Aim: Go through the entries and count the lines with the string "rolniczych" in them. Give only that number.

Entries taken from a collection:

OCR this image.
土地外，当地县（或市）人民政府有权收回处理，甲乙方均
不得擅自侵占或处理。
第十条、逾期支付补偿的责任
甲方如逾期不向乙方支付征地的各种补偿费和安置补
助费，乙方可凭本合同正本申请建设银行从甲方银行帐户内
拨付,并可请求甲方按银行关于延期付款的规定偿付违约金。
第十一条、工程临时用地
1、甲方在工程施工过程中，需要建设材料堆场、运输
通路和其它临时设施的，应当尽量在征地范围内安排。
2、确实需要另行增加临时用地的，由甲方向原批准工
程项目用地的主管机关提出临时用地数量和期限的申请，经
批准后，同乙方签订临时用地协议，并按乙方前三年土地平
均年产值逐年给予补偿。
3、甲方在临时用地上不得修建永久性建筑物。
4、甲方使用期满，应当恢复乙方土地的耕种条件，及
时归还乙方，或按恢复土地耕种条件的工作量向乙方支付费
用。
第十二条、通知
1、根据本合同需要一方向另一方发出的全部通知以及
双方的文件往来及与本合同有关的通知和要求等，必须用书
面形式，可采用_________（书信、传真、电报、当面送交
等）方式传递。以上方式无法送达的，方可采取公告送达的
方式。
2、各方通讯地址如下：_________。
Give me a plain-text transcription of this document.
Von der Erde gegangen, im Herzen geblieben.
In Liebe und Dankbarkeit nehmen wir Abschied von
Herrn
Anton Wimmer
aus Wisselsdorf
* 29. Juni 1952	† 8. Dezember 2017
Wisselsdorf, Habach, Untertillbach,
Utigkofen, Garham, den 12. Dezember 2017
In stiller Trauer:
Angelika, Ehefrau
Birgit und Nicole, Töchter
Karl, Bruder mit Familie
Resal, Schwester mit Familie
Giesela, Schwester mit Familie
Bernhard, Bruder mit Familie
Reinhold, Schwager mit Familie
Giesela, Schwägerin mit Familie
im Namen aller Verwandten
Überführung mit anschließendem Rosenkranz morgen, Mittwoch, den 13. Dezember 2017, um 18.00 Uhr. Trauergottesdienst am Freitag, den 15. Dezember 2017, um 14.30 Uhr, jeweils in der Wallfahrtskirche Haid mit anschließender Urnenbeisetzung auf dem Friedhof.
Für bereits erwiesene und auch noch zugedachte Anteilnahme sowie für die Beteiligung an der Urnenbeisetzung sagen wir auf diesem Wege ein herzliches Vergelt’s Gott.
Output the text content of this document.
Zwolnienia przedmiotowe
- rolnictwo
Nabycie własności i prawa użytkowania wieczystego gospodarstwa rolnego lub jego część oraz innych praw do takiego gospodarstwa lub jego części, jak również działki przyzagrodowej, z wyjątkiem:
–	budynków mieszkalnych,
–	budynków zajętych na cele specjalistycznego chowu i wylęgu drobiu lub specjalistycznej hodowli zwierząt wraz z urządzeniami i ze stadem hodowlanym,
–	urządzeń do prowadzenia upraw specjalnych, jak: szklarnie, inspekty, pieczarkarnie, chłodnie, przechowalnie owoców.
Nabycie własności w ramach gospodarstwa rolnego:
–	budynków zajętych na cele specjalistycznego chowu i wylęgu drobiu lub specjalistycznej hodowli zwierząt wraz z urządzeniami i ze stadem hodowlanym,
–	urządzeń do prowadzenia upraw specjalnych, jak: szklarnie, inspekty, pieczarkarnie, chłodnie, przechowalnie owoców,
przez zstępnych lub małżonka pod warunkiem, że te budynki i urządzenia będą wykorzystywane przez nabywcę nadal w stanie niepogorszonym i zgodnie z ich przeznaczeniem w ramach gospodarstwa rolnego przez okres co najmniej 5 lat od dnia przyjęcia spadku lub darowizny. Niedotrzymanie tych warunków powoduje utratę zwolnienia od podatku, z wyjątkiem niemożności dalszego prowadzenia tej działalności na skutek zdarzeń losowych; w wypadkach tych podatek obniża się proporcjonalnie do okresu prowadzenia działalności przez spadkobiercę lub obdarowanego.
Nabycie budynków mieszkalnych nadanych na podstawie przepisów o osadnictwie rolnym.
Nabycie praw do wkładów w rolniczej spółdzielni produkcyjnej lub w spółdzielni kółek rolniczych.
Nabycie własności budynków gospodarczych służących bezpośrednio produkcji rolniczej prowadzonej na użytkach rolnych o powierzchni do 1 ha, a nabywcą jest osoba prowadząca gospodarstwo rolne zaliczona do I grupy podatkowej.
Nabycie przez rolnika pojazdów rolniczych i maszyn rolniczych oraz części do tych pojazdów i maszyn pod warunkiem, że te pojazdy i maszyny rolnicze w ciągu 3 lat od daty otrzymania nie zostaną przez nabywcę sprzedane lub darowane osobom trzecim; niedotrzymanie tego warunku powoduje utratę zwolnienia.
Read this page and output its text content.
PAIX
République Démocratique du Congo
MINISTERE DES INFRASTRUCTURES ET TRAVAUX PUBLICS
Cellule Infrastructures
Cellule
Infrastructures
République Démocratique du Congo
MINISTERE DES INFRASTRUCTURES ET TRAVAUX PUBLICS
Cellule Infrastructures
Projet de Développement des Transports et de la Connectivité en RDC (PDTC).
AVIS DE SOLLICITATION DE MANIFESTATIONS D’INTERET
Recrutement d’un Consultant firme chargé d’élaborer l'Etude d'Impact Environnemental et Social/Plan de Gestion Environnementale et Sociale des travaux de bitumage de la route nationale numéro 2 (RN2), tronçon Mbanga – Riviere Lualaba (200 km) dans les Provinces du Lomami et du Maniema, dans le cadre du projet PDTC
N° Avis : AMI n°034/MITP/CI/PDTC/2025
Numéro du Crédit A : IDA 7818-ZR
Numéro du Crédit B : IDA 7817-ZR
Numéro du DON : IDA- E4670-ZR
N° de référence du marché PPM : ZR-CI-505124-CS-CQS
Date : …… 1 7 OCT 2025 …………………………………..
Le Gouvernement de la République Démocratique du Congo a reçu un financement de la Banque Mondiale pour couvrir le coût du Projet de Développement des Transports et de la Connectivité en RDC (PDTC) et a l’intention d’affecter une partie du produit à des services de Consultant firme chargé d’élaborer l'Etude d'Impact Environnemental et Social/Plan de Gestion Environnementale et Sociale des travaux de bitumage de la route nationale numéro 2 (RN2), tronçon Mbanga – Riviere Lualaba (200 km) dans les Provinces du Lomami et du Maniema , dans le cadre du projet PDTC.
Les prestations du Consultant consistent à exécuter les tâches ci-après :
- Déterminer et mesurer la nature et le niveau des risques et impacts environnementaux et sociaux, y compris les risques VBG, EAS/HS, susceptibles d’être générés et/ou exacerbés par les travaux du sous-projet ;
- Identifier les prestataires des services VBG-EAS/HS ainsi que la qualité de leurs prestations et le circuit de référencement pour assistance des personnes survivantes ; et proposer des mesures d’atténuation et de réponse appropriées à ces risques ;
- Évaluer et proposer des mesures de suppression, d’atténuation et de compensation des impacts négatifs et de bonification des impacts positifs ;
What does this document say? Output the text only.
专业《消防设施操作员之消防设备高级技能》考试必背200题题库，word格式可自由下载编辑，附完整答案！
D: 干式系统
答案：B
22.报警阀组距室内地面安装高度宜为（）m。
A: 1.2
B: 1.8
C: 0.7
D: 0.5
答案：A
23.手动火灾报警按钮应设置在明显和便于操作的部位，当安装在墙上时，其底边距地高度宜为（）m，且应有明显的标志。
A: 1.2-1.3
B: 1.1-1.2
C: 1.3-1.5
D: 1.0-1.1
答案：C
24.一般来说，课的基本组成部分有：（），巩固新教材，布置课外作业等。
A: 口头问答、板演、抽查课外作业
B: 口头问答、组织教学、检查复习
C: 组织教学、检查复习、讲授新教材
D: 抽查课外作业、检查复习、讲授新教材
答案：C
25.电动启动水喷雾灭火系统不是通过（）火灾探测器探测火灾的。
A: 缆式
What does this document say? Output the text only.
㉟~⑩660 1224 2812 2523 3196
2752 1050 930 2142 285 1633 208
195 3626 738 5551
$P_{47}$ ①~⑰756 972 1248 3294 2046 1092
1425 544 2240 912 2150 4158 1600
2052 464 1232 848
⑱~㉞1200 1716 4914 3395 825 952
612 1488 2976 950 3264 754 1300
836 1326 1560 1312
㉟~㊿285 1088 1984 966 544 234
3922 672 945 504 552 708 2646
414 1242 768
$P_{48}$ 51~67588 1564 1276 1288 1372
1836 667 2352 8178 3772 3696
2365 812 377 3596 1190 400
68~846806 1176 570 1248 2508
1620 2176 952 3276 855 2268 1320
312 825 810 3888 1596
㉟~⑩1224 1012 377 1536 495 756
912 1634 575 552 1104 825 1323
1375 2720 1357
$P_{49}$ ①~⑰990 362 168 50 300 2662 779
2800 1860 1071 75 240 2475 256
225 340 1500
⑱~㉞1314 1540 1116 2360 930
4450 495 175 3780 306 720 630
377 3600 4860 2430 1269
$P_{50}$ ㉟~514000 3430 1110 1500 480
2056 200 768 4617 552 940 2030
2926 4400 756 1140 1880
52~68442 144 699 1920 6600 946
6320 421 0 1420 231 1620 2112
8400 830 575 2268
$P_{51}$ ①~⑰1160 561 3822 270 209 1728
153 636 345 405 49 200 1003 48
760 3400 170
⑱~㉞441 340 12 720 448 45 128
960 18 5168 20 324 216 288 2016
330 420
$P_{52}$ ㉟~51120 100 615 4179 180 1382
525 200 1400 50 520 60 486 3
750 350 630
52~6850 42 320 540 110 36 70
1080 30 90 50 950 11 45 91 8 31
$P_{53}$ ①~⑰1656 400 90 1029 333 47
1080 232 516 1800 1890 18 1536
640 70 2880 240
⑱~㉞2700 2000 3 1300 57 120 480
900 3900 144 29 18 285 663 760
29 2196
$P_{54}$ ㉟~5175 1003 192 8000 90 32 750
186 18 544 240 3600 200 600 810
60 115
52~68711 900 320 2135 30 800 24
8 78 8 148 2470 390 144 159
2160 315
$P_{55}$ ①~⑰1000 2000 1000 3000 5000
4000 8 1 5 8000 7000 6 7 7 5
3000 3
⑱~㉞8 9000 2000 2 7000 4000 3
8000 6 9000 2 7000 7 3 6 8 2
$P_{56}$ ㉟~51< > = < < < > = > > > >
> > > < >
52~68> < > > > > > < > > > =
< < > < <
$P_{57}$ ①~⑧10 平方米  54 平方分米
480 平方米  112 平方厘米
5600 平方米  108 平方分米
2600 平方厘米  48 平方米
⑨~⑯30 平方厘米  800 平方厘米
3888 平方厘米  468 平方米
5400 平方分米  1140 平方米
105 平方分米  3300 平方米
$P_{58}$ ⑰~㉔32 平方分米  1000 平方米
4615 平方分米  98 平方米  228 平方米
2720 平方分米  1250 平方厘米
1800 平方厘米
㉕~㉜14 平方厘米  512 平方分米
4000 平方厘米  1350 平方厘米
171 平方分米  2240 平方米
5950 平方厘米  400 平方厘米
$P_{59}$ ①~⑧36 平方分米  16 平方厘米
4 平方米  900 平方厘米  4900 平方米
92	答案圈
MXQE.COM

Answer to this task: 2